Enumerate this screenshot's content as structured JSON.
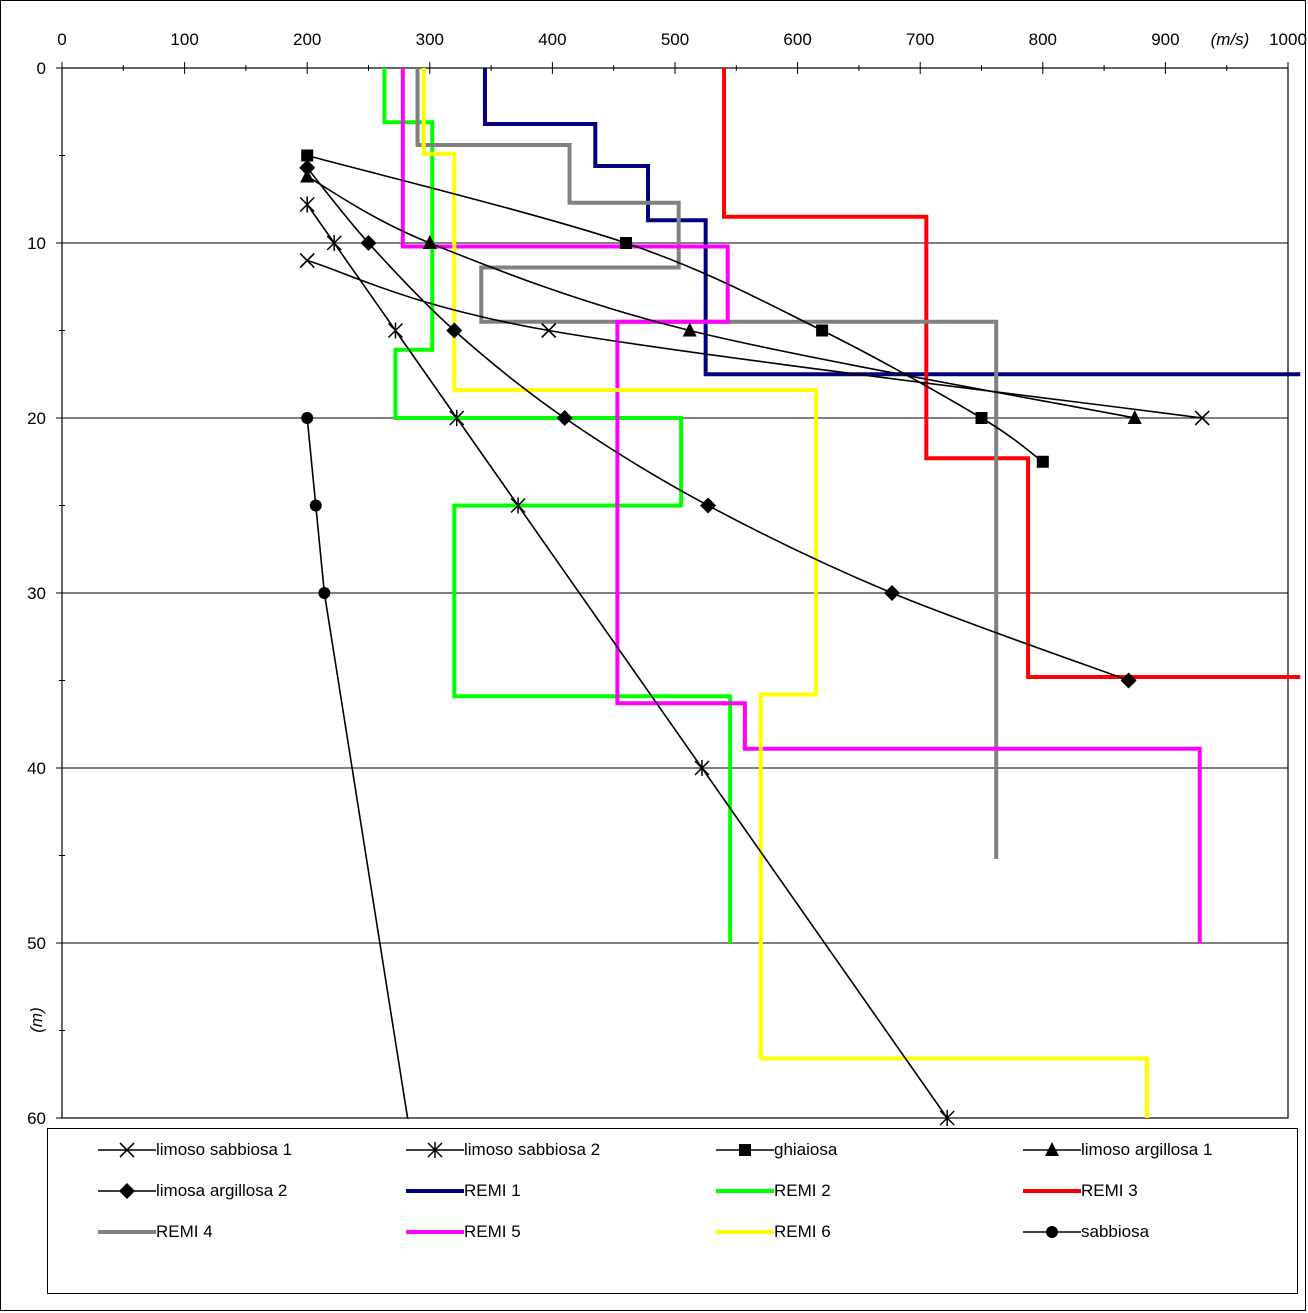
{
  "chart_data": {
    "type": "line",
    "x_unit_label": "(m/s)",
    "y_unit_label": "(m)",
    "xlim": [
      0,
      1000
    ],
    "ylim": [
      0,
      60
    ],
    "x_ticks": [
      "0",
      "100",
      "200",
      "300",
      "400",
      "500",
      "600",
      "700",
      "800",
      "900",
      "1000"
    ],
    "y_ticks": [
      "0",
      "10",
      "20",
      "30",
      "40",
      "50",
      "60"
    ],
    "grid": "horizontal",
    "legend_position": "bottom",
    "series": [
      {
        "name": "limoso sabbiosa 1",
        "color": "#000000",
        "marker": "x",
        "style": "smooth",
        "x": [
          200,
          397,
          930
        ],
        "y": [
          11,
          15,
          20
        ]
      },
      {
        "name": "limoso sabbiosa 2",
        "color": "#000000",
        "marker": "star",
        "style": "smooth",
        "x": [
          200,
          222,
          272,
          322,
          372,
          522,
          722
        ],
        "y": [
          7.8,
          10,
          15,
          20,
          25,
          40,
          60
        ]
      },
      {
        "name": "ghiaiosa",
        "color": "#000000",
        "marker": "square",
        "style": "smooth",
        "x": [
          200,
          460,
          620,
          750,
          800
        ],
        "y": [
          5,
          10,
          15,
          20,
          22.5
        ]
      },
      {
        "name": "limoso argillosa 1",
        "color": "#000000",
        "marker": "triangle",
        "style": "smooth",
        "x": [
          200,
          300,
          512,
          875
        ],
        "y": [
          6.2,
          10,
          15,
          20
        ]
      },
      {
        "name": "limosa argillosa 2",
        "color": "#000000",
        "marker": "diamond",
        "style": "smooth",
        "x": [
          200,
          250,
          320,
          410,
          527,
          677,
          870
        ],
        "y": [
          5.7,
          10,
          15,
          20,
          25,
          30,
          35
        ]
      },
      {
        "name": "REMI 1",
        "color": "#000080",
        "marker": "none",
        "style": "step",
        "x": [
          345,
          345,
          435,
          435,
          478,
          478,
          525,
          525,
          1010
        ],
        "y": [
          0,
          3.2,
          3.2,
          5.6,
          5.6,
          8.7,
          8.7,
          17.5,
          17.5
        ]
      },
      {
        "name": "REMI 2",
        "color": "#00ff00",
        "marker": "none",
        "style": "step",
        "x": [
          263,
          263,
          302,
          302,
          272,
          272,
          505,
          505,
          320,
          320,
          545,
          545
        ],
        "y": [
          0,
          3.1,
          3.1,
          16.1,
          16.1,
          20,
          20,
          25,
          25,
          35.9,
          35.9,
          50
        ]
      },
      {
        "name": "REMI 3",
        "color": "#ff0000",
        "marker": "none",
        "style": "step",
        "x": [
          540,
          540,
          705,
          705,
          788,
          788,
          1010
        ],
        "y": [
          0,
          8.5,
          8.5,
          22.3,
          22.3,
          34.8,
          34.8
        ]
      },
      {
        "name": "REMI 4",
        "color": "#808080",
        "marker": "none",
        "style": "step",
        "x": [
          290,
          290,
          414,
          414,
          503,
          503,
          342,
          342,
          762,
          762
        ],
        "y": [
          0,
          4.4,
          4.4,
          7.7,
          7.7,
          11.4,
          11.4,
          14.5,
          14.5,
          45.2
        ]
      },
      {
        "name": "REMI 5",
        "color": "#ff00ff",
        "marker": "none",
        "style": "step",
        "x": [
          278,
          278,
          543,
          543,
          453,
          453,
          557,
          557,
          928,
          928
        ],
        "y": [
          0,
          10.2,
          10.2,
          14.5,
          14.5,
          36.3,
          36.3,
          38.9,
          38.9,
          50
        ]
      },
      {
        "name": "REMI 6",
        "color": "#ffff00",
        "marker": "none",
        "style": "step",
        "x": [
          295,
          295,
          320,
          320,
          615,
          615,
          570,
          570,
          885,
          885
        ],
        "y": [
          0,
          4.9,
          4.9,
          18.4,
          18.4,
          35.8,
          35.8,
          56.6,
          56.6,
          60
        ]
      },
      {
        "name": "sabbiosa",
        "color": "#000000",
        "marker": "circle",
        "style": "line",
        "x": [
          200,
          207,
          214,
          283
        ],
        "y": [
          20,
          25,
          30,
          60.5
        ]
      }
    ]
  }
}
════════════════════
§ WORK TO BE COMPLETED
Consider the entries above and return each line with the string "sabbiosa".

§ CORRECT ANSWER
        "name": "limoso sabbiosa 1",
        "name": "limoso sabbiosa 2",
        "name": "sabbiosa",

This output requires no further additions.